Extracted data entries:
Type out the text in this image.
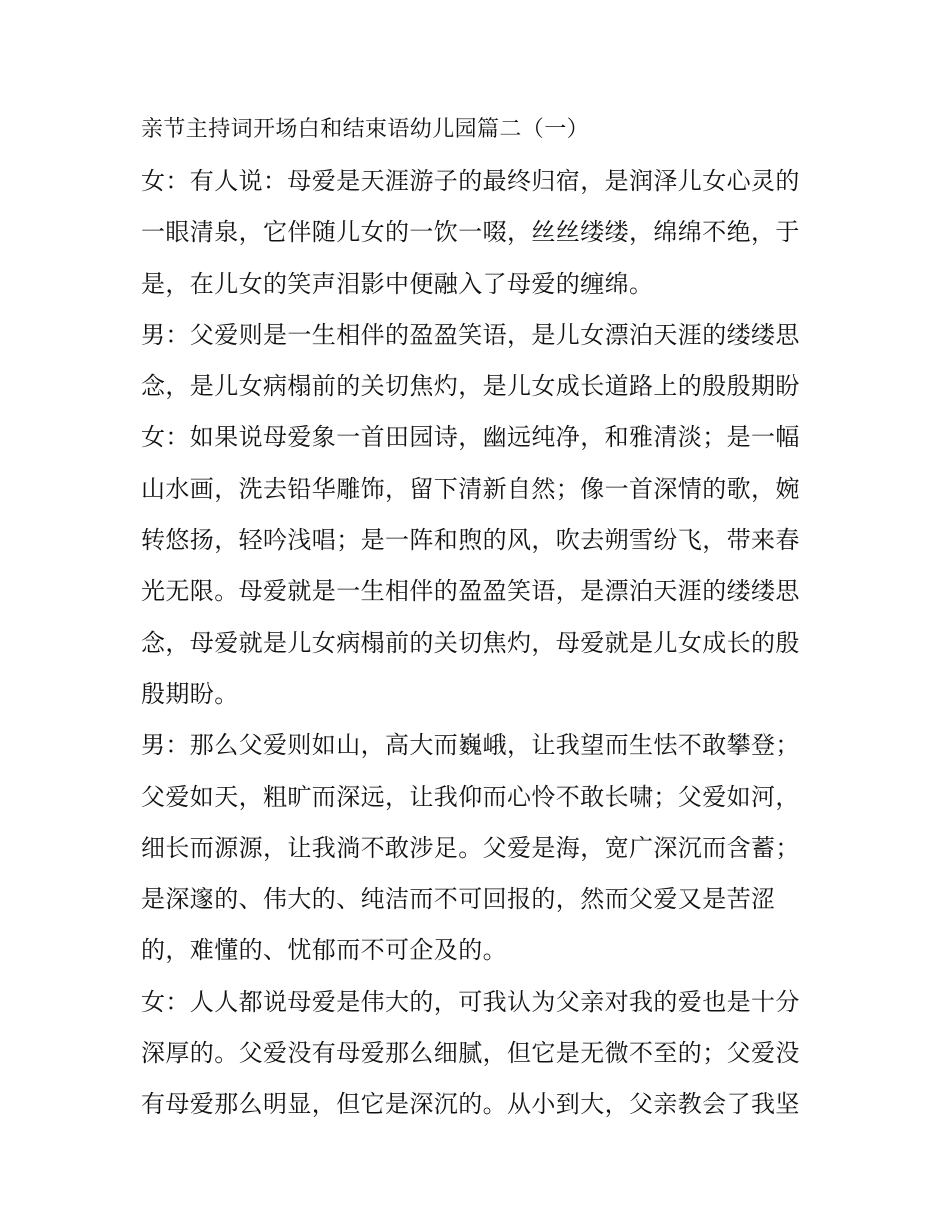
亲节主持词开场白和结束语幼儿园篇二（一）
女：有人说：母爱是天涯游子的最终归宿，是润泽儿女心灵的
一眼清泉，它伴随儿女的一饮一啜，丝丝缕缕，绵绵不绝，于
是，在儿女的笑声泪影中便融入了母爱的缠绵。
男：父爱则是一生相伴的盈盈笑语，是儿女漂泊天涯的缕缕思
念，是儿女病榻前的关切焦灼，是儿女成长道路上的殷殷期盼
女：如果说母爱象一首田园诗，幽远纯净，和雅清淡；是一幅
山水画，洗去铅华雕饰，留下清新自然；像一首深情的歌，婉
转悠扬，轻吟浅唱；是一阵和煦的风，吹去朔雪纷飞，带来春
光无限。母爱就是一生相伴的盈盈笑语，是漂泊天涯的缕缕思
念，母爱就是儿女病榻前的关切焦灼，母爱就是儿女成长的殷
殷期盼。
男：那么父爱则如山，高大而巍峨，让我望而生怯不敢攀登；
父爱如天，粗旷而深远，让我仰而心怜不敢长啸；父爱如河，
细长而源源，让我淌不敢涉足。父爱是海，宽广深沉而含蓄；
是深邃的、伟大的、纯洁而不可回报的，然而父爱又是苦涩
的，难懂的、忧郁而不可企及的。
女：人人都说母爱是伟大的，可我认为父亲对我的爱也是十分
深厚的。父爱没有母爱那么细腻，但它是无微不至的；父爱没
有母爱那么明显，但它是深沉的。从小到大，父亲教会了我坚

# [INSTRUCTIONS FOR THE TASK]
Without the pictures, transcribe the listing above exactly.

# [RESPONSE TO THIS EXERCISE]
Type out the text in this image.
亲节主持词开场白和结束语幼儿园篇二（一）
女：有人说：母爱是天涯游子的最终归宿，是润泽儿女心灵的
一眼清泉，它伴随儿女的一饮一啜，丝丝缕缕，绵绵不绝，于
是，在儿女的笑声泪影中便融入了母爱的缠绵。
男：父爱则是一生相伴的盈盈笑语，是儿女漂泊天涯的缕缕思
念，是儿女病榻前的关切焦灼，是儿女成长道路上的殷殷期盼
女：如果说母爱象一首田园诗，幽远纯净，和雅清淡；是一幅
山水画，洗去铅华雕饰，留下清新自然；像一首深情的歌，婉
转悠扬，轻吟浅唱；是一阵和煦的风，吹去朔雪纷飞，带来春
光无限。母爱就是一生相伴的盈盈笑语，是漂泊天涯的缕缕思
念，母爱就是儿女病榻前的关切焦灼，母爱就是儿女成长的殷
殷期盼。
男：那么父爱则如山，高大而巍峨，让我望而生怯不敢攀登；
父爱如天，粗旷而深远，让我仰而心怜不敢长啸；父爱如河，
细长而源源，让我淌不敢涉足。父爱是海，宽广深沉而含蓄；
是深邃的、伟大的、纯洁而不可回报的，然而父爱又是苦涩
的，难懂的、忧郁而不可企及的。
女：人人都说母爱是伟大的，可我认为父亲对我的爱也是十分
深厚的。父爱没有母爱那么细腻，但它是无微不至的；父爱没
有母爱那么明显，但它是深沉的。从小到大，父亲教会了我坚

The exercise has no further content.